● Written problem: Print the data exactly, leaving nothing out.

━━ Dataset

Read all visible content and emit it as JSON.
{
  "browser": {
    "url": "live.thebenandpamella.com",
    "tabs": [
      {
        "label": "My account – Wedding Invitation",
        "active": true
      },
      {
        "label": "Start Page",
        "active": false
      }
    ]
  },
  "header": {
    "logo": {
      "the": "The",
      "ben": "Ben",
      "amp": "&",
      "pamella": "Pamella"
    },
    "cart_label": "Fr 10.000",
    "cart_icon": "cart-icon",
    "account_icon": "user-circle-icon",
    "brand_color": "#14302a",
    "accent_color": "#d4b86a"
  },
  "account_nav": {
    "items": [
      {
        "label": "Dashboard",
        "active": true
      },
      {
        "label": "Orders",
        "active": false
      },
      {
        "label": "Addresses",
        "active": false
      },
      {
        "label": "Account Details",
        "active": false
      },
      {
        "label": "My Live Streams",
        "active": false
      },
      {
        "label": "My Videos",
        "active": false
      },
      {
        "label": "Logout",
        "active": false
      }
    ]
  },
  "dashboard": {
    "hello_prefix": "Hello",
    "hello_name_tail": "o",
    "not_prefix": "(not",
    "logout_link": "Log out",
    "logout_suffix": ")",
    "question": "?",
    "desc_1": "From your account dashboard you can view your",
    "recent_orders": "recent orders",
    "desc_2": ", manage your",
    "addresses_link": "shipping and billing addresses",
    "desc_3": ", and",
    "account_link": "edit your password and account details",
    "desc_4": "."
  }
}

━━━━

● Worked solution:
Read all visible content and emit it as JSON.
{
  "browser": {
    "url": "live.thebenandpamella.com",
    "tabs": [
      {
        "label": "My account – Wedding Invitation",
        "active": true
      },
      {
        "label": "Start Page",
        "active": false
      }
    ]
  },
  "header": {
    "logo": {
      "the": "The",
      "ben": "Ben",
      "amp": "&",
      "pamella": "Pamella"
    },
    "cart_label": "Fr 10.000",
    "cart_icon": "cart-icon",
    "account_icon": "user-circle-icon",
    "brand_color": "#14302a",
    "accent_color": "#d4b86a"
  },
  "account_nav": {
    "items": [
      {
        "label": "Dashboard",
        "active": true
      },
      {
        "label": "Orders",
        "active": false
      },
      {
        "label": "Addresses",
        "active": false
      },
      {
        "label": "Account Details",
        "active": false
      },
      {
        "label": "My Live Streams",
        "active": false
      },
      {
        "label": "My Videos",
        "active": false
      },
      {
        "label": "Logout",
        "active": false
      }
    ]
  },
  "dashboard": {
    "hello_prefix": "Hello",
    "hello_name_tail": "o",
    "not_prefix": "(not",
    "logout_link": "Log out",
    "logout_suffix": ")",
    "question": "?",
    "desc_1": "From your account dashboard you can view your",
    "recent_orders": "recent orders",
    "desc_2": ", manage your",
    "addresses_link": "shipping and billing addresses",
    "desc_3": ", and",
    "account_link": "edit your password and account details",
    "desc_4": "."
  }
}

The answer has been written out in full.